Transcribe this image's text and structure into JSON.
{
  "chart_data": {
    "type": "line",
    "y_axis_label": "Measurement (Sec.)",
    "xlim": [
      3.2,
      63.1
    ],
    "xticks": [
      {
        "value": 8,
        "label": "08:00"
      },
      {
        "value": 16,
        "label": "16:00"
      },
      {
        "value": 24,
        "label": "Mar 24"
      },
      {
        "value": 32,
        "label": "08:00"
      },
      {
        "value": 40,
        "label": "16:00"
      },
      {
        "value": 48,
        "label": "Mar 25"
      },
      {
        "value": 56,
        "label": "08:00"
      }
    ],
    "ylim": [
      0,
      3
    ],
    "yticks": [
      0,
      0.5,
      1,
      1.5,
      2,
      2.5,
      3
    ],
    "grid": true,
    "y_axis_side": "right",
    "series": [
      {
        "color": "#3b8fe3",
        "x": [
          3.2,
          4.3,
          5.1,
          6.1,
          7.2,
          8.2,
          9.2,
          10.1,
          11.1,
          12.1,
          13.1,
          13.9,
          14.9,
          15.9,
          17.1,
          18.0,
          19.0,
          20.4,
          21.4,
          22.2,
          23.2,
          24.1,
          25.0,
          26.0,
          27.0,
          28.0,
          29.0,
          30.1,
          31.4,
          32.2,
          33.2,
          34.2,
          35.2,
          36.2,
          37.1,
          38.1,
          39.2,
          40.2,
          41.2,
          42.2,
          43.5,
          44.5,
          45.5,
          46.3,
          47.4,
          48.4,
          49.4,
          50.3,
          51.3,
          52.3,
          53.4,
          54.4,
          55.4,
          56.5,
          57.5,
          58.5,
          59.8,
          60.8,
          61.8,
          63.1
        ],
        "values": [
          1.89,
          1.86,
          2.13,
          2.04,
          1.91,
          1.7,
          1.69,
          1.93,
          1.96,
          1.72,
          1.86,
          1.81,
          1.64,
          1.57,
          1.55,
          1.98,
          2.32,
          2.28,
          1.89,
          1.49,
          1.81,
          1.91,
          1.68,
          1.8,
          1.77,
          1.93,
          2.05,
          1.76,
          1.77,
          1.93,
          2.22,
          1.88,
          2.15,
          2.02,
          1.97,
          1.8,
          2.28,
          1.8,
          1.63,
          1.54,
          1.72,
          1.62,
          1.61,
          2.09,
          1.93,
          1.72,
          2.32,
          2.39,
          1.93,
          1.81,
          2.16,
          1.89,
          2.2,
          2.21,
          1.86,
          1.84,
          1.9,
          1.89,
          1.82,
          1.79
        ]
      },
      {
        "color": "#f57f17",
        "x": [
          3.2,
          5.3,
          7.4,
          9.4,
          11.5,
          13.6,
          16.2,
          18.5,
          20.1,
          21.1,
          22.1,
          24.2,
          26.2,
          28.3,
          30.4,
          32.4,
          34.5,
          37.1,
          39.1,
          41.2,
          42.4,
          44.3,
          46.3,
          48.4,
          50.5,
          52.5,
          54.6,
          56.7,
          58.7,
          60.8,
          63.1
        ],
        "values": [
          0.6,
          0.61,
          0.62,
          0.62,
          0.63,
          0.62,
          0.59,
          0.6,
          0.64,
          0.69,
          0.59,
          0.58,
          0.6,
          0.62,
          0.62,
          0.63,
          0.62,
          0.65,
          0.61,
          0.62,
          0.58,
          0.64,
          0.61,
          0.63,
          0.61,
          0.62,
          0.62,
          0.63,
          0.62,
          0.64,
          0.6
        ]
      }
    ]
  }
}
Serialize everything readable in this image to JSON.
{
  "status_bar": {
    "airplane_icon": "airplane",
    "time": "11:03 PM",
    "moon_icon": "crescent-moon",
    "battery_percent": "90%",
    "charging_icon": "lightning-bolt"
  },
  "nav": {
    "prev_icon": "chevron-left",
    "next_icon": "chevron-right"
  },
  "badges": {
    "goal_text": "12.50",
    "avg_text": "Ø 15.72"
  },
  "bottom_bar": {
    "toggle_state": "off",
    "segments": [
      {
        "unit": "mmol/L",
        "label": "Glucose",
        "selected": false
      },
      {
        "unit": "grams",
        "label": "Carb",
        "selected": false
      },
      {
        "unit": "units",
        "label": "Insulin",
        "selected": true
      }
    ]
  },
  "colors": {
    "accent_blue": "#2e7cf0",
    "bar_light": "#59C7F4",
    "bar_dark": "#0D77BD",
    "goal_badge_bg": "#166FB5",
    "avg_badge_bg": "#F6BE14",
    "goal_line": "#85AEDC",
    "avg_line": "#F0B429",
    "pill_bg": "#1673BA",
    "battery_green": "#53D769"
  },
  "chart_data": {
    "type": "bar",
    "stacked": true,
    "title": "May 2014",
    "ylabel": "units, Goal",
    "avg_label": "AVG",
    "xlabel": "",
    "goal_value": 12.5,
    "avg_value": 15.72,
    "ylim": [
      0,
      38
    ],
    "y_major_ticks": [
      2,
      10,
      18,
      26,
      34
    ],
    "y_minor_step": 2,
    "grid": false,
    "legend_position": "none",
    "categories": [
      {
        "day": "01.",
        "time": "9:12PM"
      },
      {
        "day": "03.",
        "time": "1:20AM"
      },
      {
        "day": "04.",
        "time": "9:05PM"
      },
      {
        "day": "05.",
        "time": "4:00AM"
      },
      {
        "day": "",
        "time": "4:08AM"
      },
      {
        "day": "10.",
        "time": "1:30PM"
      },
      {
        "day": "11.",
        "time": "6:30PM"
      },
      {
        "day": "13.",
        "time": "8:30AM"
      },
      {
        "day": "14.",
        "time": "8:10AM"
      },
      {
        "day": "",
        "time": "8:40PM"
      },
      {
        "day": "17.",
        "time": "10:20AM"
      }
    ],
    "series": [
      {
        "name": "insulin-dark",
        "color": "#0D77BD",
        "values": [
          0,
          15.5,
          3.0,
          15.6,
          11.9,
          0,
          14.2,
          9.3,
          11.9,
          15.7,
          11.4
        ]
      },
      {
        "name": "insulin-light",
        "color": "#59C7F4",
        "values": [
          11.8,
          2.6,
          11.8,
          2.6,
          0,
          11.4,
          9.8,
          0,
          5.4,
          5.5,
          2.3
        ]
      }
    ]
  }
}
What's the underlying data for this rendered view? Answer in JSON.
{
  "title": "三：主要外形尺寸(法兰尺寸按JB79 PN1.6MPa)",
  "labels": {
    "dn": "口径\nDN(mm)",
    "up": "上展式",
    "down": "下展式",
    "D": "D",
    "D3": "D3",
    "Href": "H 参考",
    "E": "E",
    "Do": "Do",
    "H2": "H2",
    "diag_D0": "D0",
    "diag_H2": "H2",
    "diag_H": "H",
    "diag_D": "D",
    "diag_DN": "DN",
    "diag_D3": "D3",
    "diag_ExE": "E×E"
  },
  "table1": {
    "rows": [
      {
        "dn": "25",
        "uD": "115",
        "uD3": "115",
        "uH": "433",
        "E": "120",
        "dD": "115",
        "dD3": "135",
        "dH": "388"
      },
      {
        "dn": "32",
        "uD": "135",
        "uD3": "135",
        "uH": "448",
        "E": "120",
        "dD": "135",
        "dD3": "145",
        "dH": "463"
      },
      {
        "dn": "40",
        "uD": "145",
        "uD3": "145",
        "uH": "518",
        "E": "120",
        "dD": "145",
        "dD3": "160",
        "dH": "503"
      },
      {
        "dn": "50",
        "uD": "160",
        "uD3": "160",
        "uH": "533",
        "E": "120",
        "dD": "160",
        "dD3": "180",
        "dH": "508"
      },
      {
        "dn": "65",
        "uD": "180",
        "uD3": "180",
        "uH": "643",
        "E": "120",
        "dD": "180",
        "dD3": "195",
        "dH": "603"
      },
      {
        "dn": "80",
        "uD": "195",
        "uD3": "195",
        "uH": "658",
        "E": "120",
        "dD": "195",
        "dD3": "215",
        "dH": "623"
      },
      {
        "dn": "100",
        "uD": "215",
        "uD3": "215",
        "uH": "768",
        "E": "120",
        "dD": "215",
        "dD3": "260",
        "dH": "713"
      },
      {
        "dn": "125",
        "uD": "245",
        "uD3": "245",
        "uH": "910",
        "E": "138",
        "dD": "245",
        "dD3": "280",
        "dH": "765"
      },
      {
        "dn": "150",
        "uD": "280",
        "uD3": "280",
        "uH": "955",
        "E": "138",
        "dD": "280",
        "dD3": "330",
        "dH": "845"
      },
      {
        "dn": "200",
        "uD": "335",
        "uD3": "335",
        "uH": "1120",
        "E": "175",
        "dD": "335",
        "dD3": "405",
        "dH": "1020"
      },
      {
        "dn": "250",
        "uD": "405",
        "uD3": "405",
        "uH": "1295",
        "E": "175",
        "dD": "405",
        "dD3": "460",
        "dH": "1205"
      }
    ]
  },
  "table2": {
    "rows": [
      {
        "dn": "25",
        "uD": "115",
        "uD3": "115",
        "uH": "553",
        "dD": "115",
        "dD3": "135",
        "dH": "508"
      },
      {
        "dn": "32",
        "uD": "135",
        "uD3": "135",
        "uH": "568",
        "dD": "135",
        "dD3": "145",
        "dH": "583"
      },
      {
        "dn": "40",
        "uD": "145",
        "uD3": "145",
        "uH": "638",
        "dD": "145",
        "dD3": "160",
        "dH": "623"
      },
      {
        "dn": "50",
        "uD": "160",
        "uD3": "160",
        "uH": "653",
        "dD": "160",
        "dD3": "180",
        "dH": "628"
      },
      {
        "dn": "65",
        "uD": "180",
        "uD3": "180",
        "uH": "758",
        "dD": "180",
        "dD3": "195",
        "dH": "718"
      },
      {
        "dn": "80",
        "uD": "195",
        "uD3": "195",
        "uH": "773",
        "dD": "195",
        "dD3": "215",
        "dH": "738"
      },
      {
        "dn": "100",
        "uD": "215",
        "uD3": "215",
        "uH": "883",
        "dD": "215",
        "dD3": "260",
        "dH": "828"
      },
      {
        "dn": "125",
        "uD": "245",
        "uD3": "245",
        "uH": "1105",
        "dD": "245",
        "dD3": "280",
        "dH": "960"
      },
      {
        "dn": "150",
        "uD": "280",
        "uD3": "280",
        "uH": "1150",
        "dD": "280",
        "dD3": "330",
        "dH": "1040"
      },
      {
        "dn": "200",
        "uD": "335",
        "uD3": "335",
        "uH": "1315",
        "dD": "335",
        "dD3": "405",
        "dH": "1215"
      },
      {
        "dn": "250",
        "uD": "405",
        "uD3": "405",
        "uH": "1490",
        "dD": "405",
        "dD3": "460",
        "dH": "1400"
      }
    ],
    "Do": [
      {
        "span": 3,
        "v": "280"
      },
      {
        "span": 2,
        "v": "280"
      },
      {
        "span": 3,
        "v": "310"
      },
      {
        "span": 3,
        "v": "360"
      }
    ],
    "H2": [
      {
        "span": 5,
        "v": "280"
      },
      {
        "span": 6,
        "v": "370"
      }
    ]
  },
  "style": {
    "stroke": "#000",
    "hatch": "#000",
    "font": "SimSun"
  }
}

- Set task -
Filter out all lines lacking the word "true" and copy the rest.

- Exercise solution -
    "grid": true,
        "selected": true
    "stacked": true,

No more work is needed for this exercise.